(Raw records)
▬▬▬▬▬▬▬▬▬▬

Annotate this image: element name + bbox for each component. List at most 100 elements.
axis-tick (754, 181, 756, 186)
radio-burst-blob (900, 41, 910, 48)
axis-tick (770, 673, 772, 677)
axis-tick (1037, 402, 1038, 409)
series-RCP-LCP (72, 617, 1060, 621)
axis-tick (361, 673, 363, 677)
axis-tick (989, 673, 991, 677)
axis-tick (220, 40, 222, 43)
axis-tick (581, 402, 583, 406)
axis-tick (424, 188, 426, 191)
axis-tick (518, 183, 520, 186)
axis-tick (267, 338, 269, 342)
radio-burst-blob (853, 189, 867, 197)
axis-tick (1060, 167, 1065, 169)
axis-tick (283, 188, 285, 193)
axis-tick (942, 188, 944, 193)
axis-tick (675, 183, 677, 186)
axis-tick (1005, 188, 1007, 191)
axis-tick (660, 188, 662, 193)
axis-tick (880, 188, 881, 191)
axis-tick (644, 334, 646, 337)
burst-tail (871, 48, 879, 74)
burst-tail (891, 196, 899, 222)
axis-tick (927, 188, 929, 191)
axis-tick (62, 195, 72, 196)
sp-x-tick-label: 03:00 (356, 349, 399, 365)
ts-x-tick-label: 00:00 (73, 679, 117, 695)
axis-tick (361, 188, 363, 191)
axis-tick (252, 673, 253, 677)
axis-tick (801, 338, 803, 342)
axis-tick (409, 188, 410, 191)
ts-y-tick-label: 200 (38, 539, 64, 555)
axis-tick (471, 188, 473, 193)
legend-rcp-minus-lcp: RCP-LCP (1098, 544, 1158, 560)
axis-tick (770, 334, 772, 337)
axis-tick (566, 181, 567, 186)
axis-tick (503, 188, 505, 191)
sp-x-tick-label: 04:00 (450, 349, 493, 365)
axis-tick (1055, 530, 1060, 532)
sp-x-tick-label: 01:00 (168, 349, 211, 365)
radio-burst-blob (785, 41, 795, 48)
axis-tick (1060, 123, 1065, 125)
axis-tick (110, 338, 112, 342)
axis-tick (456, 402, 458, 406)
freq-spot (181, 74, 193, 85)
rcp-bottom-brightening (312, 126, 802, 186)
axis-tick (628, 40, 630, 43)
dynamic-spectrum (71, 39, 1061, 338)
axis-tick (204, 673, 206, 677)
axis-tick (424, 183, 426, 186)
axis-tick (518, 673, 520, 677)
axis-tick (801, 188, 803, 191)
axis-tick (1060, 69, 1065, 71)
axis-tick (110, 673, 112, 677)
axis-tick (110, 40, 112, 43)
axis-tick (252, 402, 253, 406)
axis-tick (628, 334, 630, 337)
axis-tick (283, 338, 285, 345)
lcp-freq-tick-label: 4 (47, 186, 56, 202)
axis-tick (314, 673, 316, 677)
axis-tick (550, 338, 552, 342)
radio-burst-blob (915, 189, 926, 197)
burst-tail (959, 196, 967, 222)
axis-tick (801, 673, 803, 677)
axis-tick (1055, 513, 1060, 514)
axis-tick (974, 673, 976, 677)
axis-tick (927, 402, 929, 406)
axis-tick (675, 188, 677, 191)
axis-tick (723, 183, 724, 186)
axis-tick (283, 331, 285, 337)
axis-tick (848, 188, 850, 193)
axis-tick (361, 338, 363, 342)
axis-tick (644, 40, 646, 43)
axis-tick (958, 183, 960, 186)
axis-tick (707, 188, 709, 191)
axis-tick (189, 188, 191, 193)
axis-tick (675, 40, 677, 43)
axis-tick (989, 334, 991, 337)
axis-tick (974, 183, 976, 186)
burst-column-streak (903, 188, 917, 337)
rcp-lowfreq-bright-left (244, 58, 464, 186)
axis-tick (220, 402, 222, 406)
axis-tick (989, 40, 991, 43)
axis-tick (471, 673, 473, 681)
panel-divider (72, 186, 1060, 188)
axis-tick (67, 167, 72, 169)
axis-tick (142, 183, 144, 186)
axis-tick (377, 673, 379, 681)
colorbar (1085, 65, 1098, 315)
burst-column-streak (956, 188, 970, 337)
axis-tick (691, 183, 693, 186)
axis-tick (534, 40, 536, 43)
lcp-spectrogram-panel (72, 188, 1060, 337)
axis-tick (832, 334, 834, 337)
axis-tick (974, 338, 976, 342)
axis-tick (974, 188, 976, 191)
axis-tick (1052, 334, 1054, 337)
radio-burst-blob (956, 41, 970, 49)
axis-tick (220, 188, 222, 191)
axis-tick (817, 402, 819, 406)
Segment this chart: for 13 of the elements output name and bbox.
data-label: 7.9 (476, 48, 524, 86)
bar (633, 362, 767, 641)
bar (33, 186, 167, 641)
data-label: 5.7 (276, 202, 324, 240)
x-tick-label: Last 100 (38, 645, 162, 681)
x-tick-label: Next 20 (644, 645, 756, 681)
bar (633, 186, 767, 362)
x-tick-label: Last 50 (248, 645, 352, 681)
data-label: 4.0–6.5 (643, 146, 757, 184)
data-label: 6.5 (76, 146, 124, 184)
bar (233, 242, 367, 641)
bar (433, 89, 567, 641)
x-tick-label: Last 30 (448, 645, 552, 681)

▬▬▬▬▬▬▬▬▬▬

_GIVEN PROBLEM_
Can you lay out the material from its first line through the line containing "series-RCP-LCP (72, 617, 1060, 621)", both ends included, as a numbered list with any blank lines left out?

_FULL SOLUTION_
1. Annotate this image: element name + bbox for each component. List at most 100 elements.
2. axis-tick (754, 181, 756, 186)
3. radio-burst-blob (900, 41, 910, 48)
4. axis-tick (770, 673, 772, 677)
5. axis-tick (1037, 402, 1038, 409)
6. series-RCP-LCP (72, 617, 1060, 621)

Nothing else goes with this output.